# Request
With the images removed, repeat the data below exactly.

─── Input for this task ───

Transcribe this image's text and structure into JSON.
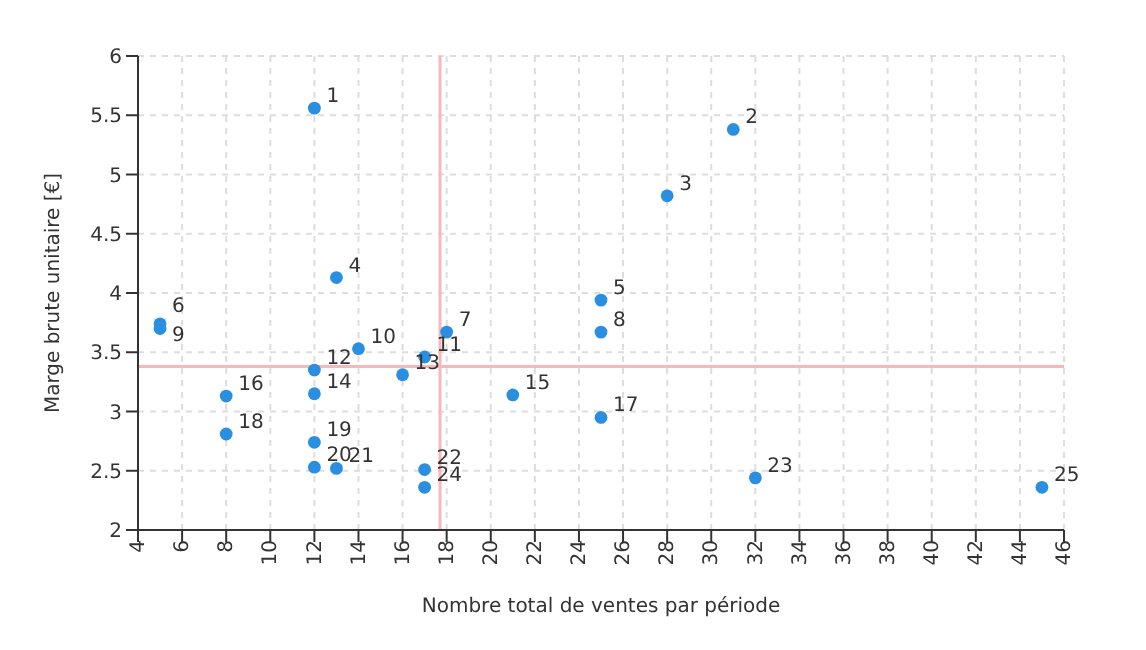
{
  "chart_data": {
    "type": "scatter",
    "xlabel": "Nombre total de ventes par période",
    "ylabel": "Marge brute unitaire [€]",
    "x": [
      12,
      31,
      28,
      13,
      25,
      5,
      18,
      25,
      5,
      14,
      17,
      12,
      16,
      12,
      21,
      8,
      25,
      8,
      12,
      12,
      13,
      17,
      32,
      17,
      45
    ],
    "series": [
      {
        "color": "#2a8fe0",
        "values": [
          5.56,
          5.38,
          4.82,
          4.13,
          3.94,
          3.74,
          3.67,
          3.67,
          3.7,
          3.53,
          3.46,
          3.35,
          3.31,
          3.15,
          3.14,
          3.13,
          2.95,
          2.81,
          2.74,
          2.53,
          2.52,
          2.51,
          2.44,
          2.36,
          2.36
        ]
      }
    ],
    "xlim": [
      4,
      46
    ],
    "xticks": [
      4,
      6,
      8,
      10,
      12,
      14,
      16,
      18,
      20,
      22,
      24,
      26,
      28,
      30,
      32,
      34,
      36,
      38,
      40,
      42,
      44,
      46
    ],
    "ylim": [
      2,
      6
    ],
    "yticks": [
      2,
      2.5,
      3,
      3.5,
      4,
      4.5,
      5,
      5.5,
      6
    ],
    "grid": true,
    "marker": "circle",
    "legend": false,
    "ref_lines": [
      {
        "axis": "x",
        "value": 17.7,
        "color": "#f6b8b8"
      },
      {
        "axis": "y",
        "value": 3.38,
        "color": "#f6b8b8"
      }
    ],
    "annotations": [
      {
        "text": "1",
        "x": 12,
        "y": 5.56
      },
      {
        "text": "2",
        "x": 31,
        "y": 5.38
      },
      {
        "text": "3",
        "x": 28,
        "y": 4.82
      },
      {
        "text": "4",
        "x": 13,
        "y": 4.13
      },
      {
        "text": "5",
        "x": 25,
        "y": 3.94
      },
      {
        "text": "6",
        "x": 5,
        "y": 3.74
      },
      {
        "text": "7",
        "x": 18,
        "y": 3.67
      },
      {
        "text": "8",
        "x": 25,
        "y": 3.67
      },
      {
        "text": "9",
        "x": 5,
        "y": 3.7
      },
      {
        "text": "10",
        "x": 14,
        "y": 3.53
      },
      {
        "text": "11",
        "x": 17,
        "y": 3.46
      },
      {
        "text": "12",
        "x": 12,
        "y": 3.35
      },
      {
        "text": "13",
        "x": 16,
        "y": 3.31
      },
      {
        "text": "14",
        "x": 12,
        "y": 3.15
      },
      {
        "text": "15",
        "x": 21,
        "y": 3.14
      },
      {
        "text": "16",
        "x": 8,
        "y": 3.13
      },
      {
        "text": "17",
        "x": 25,
        "y": 2.95
      },
      {
        "text": "18",
        "x": 8,
        "y": 2.81
      },
      {
        "text": "19",
        "x": 12,
        "y": 2.74
      },
      {
        "text": "20",
        "x": 12,
        "y": 2.53
      },
      {
        "text": "21",
        "x": 13,
        "y": 2.52
      },
      {
        "text": "22",
        "x": 17,
        "y": 2.51
      },
      {
        "text": "23",
        "x": 32,
        "y": 2.44
      },
      {
        "text": "24",
        "x": 17,
        "y": 2.36
      },
      {
        "text": "25",
        "x": 45,
        "y": 2.36
      }
    ]
  }
}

───

# Complete answer
Transcribe this image's text and structure into JSON.
{
  "chart_data": {
    "type": "scatter",
    "xlabel": "Nombre total de ventes par période",
    "ylabel": "Marge brute unitaire [€]",
    "x": [
      12,
      31,
      28,
      13,
      25,
      5,
      18,
      25,
      5,
      14,
      17,
      12,
      16,
      12,
      21,
      8,
      25,
      8,
      12,
      12,
      13,
      17,
      32,
      17,
      45
    ],
    "series": [
      {
        "color": "#2a8fe0",
        "values": [
          5.56,
          5.38,
          4.82,
          4.13,
          3.94,
          3.74,
          3.67,
          3.67,
          3.7,
          3.53,
          3.46,
          3.35,
          3.31,
          3.15,
          3.14,
          3.13,
          2.95,
          2.81,
          2.74,
          2.53,
          2.52,
          2.51,
          2.44,
          2.36,
          2.36
        ]
      }
    ],
    "xlim": [
      4,
      46
    ],
    "xticks": [
      4,
      6,
      8,
      10,
      12,
      14,
      16,
      18,
      20,
      22,
      24,
      26,
      28,
      30,
      32,
      34,
      36,
      38,
      40,
      42,
      44,
      46
    ],
    "ylim": [
      2,
      6
    ],
    "yticks": [
      2,
      2.5,
      3,
      3.5,
      4,
      4.5,
      5,
      5.5,
      6
    ],
    "grid": true,
    "marker": "circle",
    "legend": false,
    "ref_lines": [
      {
        "axis": "x",
        "value": 17.7,
        "color": "#f6b8b8"
      },
      {
        "axis": "y",
        "value": 3.38,
        "color": "#f6b8b8"
      }
    ],
    "annotations": [
      {
        "text": "1",
        "x": 12,
        "y": 5.56
      },
      {
        "text": "2",
        "x": 31,
        "y": 5.38
      },
      {
        "text": "3",
        "x": 28,
        "y": 4.82
      },
      {
        "text": "4",
        "x": 13,
        "y": 4.13
      },
      {
        "text": "5",
        "x": 25,
        "y": 3.94
      },
      {
        "text": "6",
        "x": 5,
        "y": 3.74
      },
      {
        "text": "7",
        "x": 18,
        "y": 3.67
      },
      {
        "text": "8",
        "x": 25,
        "y": 3.67
      },
      {
        "text": "9",
        "x": 5,
        "y": 3.7
      },
      {
        "text": "10",
        "x": 14,
        "y": 3.53
      },
      {
        "text": "11",
        "x": 17,
        "y": 3.46
      },
      {
        "text": "12",
        "x": 12,
        "y": 3.35
      },
      {
        "text": "13",
        "x": 16,
        "y": 3.31
      },
      {
        "text": "14",
        "x": 12,
        "y": 3.15
      },
      {
        "text": "15",
        "x": 21,
        "y": 3.14
      },
      {
        "text": "16",
        "x": 8,
        "y": 3.13
      },
      {
        "text": "17",
        "x": 25,
        "y": 2.95
      },
      {
        "text": "18",
        "x": 8,
        "y": 2.81
      },
      {
        "text": "19",
        "x": 12,
        "y": 2.74
      },
      {
        "text": "20",
        "x": 12,
        "y": 2.53
      },
      {
        "text": "21",
        "x": 13,
        "y": 2.52
      },
      {
        "text": "22",
        "x": 17,
        "y": 2.51
      },
      {
        "text": "23",
        "x": 32,
        "y": 2.44
      },
      {
        "text": "24",
        "x": 17,
        "y": 2.36
      },
      {
        "text": "25",
        "x": 45,
        "y": 2.36
      }
    ]
  }
}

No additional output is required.